(Problem to solve): What lines of the data include the string "Street"? Copy them all.

##### Given records

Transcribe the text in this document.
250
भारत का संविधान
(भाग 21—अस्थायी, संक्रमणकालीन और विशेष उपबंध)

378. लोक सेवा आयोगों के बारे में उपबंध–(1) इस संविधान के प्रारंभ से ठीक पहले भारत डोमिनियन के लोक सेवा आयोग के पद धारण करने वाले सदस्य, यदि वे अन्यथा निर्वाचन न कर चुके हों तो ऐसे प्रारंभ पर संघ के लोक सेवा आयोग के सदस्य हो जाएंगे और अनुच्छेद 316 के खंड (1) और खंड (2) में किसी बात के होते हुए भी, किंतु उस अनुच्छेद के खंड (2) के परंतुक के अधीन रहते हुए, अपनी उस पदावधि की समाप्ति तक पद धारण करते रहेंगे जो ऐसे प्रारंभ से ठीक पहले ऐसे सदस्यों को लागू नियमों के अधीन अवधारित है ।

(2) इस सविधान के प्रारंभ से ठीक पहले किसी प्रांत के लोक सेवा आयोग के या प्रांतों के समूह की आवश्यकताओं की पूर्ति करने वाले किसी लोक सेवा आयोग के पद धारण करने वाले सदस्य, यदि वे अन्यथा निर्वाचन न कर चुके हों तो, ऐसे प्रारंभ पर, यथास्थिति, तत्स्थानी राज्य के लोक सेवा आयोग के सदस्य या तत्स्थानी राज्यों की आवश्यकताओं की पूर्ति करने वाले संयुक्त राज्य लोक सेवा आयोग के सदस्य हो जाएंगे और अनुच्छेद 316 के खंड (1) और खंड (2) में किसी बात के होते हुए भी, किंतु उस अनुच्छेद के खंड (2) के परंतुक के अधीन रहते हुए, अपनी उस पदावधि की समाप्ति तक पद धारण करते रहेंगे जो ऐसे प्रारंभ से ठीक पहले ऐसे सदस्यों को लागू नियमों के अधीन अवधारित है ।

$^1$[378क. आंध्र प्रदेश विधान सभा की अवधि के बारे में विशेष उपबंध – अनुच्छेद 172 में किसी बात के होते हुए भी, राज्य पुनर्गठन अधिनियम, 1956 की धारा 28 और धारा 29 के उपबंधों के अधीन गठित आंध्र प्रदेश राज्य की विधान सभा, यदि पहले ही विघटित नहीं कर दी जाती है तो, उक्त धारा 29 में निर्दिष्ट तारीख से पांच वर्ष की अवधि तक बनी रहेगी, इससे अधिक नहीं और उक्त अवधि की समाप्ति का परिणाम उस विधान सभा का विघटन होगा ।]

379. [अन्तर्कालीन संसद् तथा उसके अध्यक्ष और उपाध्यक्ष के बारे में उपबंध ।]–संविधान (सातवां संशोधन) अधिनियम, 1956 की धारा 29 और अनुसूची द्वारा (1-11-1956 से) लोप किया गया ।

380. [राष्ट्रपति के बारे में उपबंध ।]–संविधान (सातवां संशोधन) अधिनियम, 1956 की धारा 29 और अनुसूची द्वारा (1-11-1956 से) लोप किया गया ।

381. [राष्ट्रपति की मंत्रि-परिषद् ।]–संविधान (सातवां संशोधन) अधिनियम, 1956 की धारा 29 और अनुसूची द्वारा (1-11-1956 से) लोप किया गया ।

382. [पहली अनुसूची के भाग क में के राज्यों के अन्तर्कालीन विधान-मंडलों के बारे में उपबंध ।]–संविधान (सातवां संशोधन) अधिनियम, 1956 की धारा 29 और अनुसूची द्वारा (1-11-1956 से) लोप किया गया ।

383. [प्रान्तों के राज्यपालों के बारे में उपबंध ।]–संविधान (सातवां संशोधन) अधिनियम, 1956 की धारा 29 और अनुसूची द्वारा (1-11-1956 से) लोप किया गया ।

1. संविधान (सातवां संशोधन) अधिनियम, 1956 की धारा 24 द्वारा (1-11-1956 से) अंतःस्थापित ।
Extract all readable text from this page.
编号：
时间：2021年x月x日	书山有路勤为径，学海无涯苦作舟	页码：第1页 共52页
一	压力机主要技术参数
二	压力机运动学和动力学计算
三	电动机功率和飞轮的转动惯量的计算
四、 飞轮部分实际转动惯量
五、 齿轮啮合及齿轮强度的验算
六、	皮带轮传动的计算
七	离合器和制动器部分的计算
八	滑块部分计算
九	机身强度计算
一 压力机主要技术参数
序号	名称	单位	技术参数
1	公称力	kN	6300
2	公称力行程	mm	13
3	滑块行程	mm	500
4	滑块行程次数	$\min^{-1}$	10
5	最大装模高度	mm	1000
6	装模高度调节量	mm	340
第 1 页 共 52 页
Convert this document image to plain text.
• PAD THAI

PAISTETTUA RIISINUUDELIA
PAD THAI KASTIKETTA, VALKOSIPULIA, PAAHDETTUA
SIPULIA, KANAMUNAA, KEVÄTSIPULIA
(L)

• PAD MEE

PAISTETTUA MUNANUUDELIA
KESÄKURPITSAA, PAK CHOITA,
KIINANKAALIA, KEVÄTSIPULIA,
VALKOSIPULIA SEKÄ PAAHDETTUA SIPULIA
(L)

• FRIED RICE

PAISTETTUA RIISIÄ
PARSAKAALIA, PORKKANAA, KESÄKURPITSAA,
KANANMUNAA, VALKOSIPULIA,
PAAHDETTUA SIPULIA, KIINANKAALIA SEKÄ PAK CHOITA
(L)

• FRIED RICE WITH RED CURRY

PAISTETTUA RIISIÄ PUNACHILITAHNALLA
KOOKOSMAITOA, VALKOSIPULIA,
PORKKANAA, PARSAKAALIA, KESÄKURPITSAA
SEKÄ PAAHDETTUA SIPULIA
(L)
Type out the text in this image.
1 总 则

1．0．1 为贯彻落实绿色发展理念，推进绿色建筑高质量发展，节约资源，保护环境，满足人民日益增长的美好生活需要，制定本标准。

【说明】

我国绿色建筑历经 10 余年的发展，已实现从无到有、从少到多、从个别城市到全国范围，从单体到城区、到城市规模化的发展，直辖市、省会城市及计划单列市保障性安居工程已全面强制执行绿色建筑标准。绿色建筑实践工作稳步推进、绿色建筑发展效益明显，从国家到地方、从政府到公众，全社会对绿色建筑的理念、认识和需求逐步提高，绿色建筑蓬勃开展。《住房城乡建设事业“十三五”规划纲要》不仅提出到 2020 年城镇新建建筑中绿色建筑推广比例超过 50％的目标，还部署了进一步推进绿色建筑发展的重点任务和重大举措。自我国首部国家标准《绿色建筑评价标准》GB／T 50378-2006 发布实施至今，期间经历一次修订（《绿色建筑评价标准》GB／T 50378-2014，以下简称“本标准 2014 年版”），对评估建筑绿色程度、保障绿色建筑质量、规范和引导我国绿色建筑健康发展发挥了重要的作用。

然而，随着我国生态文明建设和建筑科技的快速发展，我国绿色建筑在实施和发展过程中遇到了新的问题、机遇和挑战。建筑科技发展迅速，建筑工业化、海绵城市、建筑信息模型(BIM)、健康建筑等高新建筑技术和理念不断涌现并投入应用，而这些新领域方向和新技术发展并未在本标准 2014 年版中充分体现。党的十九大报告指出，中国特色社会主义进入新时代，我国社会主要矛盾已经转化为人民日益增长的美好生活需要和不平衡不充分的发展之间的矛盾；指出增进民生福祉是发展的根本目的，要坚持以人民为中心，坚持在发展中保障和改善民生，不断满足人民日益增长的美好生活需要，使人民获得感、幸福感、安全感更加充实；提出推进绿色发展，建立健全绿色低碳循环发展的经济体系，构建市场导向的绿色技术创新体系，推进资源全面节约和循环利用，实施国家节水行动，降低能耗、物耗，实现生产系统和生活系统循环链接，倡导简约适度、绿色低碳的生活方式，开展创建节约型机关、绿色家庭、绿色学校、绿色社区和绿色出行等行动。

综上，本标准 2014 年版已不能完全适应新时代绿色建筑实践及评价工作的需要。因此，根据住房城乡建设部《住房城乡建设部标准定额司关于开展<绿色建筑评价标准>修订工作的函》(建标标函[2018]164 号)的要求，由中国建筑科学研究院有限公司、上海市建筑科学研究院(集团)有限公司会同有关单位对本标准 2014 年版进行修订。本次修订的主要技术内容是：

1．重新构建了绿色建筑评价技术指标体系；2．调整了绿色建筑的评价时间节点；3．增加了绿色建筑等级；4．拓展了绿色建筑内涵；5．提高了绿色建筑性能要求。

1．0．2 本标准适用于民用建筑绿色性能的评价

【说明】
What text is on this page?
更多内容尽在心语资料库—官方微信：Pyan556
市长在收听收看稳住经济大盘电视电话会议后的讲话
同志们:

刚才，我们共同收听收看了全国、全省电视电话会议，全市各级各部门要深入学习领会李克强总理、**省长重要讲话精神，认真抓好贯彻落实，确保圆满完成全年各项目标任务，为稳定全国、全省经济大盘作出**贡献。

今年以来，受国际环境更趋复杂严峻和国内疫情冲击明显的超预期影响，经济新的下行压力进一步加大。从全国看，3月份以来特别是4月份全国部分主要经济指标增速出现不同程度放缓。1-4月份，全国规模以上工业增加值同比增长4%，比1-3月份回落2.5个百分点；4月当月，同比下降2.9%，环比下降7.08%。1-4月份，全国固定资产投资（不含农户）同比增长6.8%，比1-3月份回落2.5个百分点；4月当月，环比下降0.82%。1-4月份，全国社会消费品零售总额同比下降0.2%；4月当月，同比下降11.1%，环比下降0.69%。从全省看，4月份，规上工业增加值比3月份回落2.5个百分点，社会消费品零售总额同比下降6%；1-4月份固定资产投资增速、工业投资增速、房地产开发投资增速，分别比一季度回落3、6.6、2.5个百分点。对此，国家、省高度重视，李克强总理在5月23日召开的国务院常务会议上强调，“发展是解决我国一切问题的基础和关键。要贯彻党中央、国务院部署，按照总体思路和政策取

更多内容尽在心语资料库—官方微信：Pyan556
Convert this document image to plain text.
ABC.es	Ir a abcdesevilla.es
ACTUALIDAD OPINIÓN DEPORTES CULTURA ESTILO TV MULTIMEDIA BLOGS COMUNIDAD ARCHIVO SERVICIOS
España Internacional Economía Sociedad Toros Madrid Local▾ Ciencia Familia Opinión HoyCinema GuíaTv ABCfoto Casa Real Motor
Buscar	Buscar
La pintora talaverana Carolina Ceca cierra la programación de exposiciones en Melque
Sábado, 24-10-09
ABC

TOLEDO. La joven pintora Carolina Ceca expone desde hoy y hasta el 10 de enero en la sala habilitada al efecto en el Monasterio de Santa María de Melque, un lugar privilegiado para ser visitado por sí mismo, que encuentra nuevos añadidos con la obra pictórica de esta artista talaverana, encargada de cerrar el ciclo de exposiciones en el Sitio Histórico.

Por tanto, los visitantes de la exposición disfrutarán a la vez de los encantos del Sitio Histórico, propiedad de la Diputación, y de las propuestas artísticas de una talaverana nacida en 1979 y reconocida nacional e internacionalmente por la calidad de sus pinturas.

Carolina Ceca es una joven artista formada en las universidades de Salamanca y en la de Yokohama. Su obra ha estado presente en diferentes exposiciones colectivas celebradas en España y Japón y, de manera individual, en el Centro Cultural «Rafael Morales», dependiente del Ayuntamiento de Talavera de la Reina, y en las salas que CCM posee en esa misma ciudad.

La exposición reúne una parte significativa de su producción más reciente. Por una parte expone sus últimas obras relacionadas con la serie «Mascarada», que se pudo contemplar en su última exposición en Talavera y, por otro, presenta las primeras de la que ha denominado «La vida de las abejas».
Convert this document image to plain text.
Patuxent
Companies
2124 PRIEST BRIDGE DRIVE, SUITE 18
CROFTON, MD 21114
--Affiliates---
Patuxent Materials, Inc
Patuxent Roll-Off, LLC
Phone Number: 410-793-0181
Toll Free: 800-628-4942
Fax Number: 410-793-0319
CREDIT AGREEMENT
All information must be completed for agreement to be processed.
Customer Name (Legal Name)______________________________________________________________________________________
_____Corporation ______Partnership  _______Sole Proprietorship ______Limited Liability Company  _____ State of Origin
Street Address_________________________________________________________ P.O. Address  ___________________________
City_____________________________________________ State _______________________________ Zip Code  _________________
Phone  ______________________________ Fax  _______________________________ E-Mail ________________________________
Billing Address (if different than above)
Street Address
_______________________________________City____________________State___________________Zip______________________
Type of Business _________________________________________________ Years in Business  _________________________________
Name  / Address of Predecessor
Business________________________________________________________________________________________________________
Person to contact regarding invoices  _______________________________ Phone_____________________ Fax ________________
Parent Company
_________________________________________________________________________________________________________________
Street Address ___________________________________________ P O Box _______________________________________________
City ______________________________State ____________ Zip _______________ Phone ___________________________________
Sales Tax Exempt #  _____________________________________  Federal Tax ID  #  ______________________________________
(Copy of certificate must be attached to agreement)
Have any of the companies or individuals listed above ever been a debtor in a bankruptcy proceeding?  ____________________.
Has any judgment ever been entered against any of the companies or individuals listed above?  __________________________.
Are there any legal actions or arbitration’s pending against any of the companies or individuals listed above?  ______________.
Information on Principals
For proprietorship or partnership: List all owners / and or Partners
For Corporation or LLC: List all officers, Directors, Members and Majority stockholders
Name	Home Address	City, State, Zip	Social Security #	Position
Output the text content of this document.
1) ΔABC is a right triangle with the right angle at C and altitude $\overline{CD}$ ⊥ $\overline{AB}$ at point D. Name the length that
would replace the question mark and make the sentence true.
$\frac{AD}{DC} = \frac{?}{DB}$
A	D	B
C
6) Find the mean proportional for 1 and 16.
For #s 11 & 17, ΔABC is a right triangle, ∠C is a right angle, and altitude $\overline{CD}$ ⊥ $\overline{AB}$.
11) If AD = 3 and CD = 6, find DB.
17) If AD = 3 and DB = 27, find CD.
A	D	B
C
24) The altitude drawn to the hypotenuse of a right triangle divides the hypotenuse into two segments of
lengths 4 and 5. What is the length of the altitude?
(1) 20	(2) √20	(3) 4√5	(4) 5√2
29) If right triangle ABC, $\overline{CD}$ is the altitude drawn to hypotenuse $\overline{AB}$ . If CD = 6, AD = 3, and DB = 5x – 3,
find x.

##########

(Answer in full):
Street Address_________________________________________________________ P.O. Address  ___________________________
Street Address
Street Address ___________________________________________ P O Box _______________________________________________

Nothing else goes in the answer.